• Written problem: Transcribe all of the data exactly. Omit the pictures.

Figure data in JSON:
↓
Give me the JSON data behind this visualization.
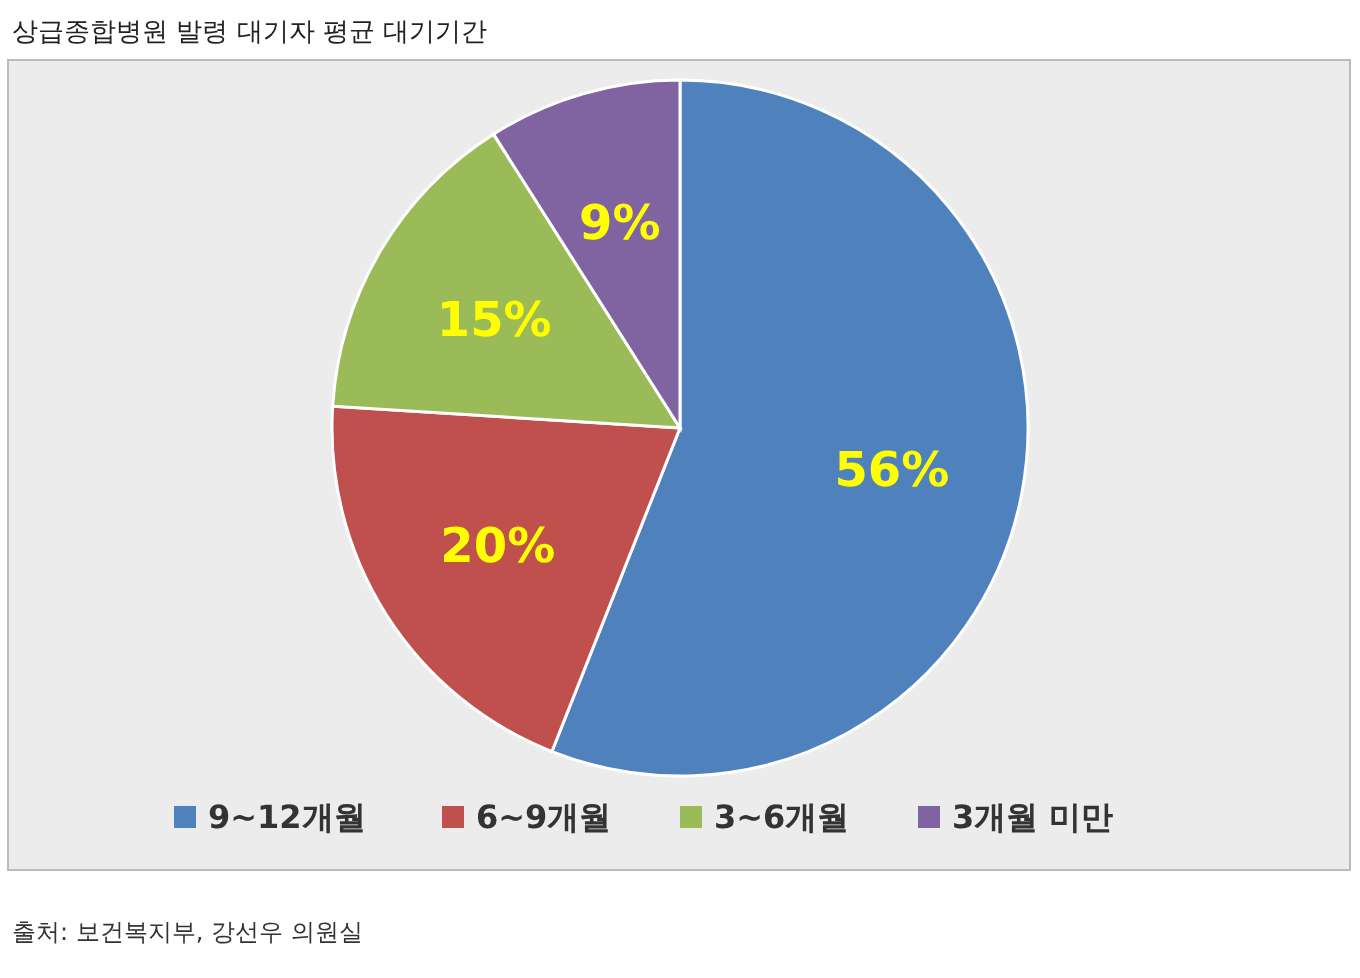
{
  "chart_data": {
    "type": "pie",
    "title": "상급종합병원 발령 대기자 평균 대기기간",
    "categories": [
      "9~12개월",
      "6~9개월",
      "3~6개월",
      "3개월 미만"
    ],
    "values": [
      56,
      20,
      15,
      9
    ],
    "colors": [
      "#4f81bd",
      "#c0504d",
      "#9bbb59",
      "#8064a2"
    ],
    "value_labels": [
      "56%",
      "20%",
      "15%",
      "9%"
    ],
    "legend": "bottom",
    "annotations": [
      "출처: 보건복지부, 강선우 의원실"
    ]
  }
}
↑
• Expected answer:
Give me the JSON data behind this visualization.
{
  "chart_data": {
    "type": "pie",
    "title": "상급종합병원 발령 대기자 평균 대기기간",
    "categories": [
      "9~12개월",
      "6~9개월",
      "3~6개월",
      "3개월 미만"
    ],
    "values": [
      56,
      20,
      15,
      9
    ],
    "colors": [
      "#4f81bd",
      "#c0504d",
      "#9bbb59",
      "#8064a2"
    ],
    "value_labels": [
      "56%",
      "20%",
      "15%",
      "9%"
    ],
    "legend": "bottom",
    "annotations": [
      "출처: 보건복지부, 강선우 의원실"
    ]
  }
}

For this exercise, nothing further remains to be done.